◆ **WHAT TO WORK ON**:
Collect the lines of the entries where "vectors" shows up.

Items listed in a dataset
— Begin —
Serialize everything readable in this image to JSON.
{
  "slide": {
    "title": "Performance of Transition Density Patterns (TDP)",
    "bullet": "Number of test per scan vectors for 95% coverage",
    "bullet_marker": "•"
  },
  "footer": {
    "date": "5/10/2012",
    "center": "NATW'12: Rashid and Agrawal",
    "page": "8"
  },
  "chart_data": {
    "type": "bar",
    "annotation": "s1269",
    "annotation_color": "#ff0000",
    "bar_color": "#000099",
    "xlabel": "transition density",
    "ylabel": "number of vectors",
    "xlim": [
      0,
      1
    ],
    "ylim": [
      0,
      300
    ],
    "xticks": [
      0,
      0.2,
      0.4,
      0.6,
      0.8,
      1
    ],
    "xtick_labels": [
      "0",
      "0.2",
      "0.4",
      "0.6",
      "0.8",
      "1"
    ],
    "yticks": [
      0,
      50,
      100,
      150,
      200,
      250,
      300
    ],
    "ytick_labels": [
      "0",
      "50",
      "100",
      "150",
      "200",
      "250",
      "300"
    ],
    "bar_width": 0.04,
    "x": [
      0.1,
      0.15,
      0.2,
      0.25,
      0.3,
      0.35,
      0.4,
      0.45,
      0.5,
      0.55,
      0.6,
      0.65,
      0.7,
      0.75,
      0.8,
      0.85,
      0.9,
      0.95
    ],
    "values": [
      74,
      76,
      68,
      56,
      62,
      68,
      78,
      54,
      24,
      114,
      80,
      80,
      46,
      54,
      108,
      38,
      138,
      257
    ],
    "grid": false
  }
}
— End —
◆ **RESPONSE BELOW**:
    "bullet": "Number of test per scan vectors for 95% coverage",
    "ylabel": "number of vectors",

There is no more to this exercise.